Prompt
Print all of the lines exactly. Any picture among them stays out.

Stored rows
· · · ·

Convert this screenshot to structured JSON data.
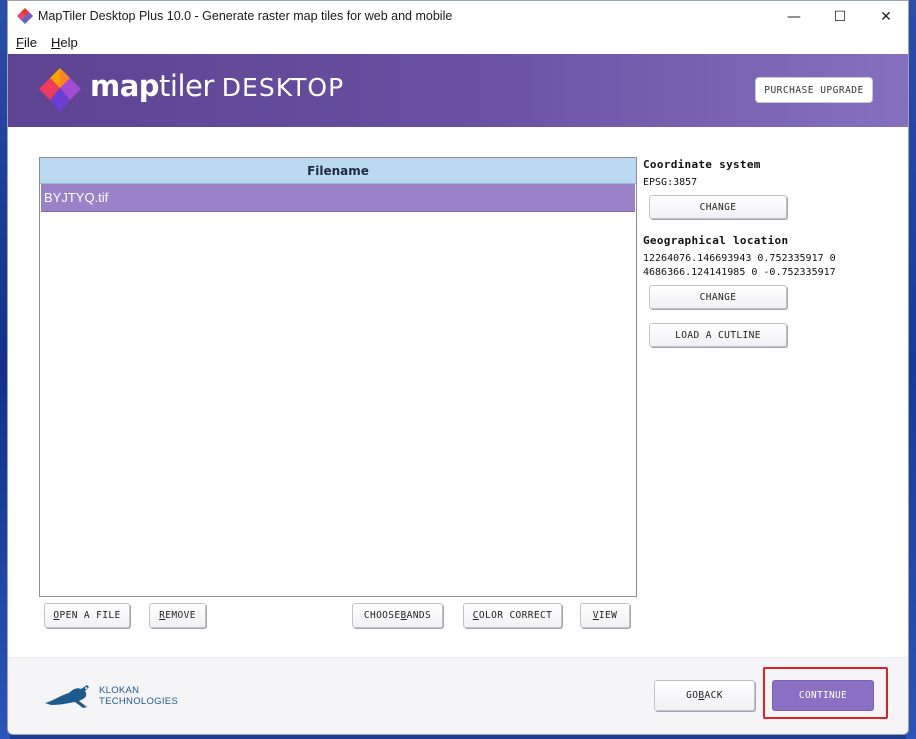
{
  "window": {
    "title": "MapTiler Desktop Plus 10.0 - Generate raster map tiles for web and mobile",
    "minimize_glyph": "—",
    "maximize_glyph": "☐",
    "close_glyph": "✕"
  },
  "menu": {
    "file_ul": "F",
    "file_rest": "ile",
    "help_ul": "H",
    "help_rest": "elp"
  },
  "banner": {
    "logo_bold": "map",
    "logo_light": "tiler",
    "logo_desktop": "DESKTOP",
    "purchase_label": "PURCHASE UPGRADE"
  },
  "file_table": {
    "header": "Filename",
    "rows": [
      "BYJTYQ.tif"
    ],
    "selected_row_color": "#9b82c8"
  },
  "side_panel": {
    "coord_heading": "Coordinate system",
    "coord_value": "EPSG:3857",
    "coord_change_label": "CHANGE",
    "geo_heading": "Geographical location",
    "geo_line1": "12264076.146693943 0.752335917 0",
    "geo_line2": "4686366.124141985 0 -0.752335917",
    "geo_change_label": "CHANGE",
    "cutline_label": "LOAD A CUTLINE"
  },
  "toolbar": {
    "open_ul": "O",
    "open_rest": "PEN A FILE",
    "remove_ul": "R",
    "remove_rest": "EMOVE",
    "bands_pre": "CHOOSE ",
    "bands_ul": "B",
    "bands_rest": "ANDS",
    "color_ul": "C",
    "color_rest": "OLOR CORRECT",
    "view_ul": "V",
    "view_rest": "IEW"
  },
  "footer": {
    "klokan_line1": "KLOKAN",
    "klokan_line2": "TECHNOLOGIES",
    "back_pre": "GO ",
    "back_ul": "B",
    "back_rest": "ACK",
    "continue_label": "CONTINUE"
  },
  "colors": {
    "brand_purple": "#6a4fa0",
    "accent_purple": "#8a6fc4",
    "highlight_red": "#e02020",
    "header_blue": "#bcd9f2"
  }
}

· · · ·

Exercise solution
Convert this screenshot to structured JSON data.
{
  "window": {
    "title": "MapTiler Desktop Plus 10.0 - Generate raster map tiles for web and mobile",
    "minimize_glyph": "—",
    "maximize_glyph": "☐",
    "close_glyph": "✕"
  },
  "menu": {
    "file_ul": "F",
    "file_rest": "ile",
    "help_ul": "H",
    "help_rest": "elp"
  },
  "banner": {
    "logo_bold": "map",
    "logo_light": "tiler",
    "logo_desktop": "DESKTOP",
    "purchase_label": "PURCHASE UPGRADE"
  },
  "file_table": {
    "header": "Filename",
    "rows": [
      "BYJTYQ.tif"
    ],
    "selected_row_color": "#9b82c8"
  },
  "side_panel": {
    "coord_heading": "Coordinate system",
    "coord_value": "EPSG:3857",
    "coord_change_label": "CHANGE",
    "geo_heading": "Geographical location",
    "geo_line1": "12264076.146693943 0.752335917 0",
    "geo_line2": "4686366.124141985 0 -0.752335917",
    "geo_change_label": "CHANGE",
    "cutline_label": "LOAD A CUTLINE"
  },
  "toolbar": {
    "open_ul": "O",
    "open_rest": "PEN A FILE",
    "remove_ul": "R",
    "remove_rest": "EMOVE",
    "bands_pre": "CHOOSE ",
    "bands_ul": "B",
    "bands_rest": "ANDS",
    "color_ul": "C",
    "color_rest": "OLOR CORRECT",
    "view_ul": "V",
    "view_rest": "IEW"
  },
  "footer": {
    "klokan_line1": "KLOKAN",
    "klokan_line2": "TECHNOLOGIES",
    "back_pre": "GO ",
    "back_ul": "B",
    "back_rest": "ACK",
    "continue_label": "CONTINUE"
  },
  "colors": {
    "brand_purple": "#6a4fa0",
    "accent_purple": "#8a6fc4",
    "highlight_red": "#e02020",
    "header_blue": "#bcd9f2"
  }
}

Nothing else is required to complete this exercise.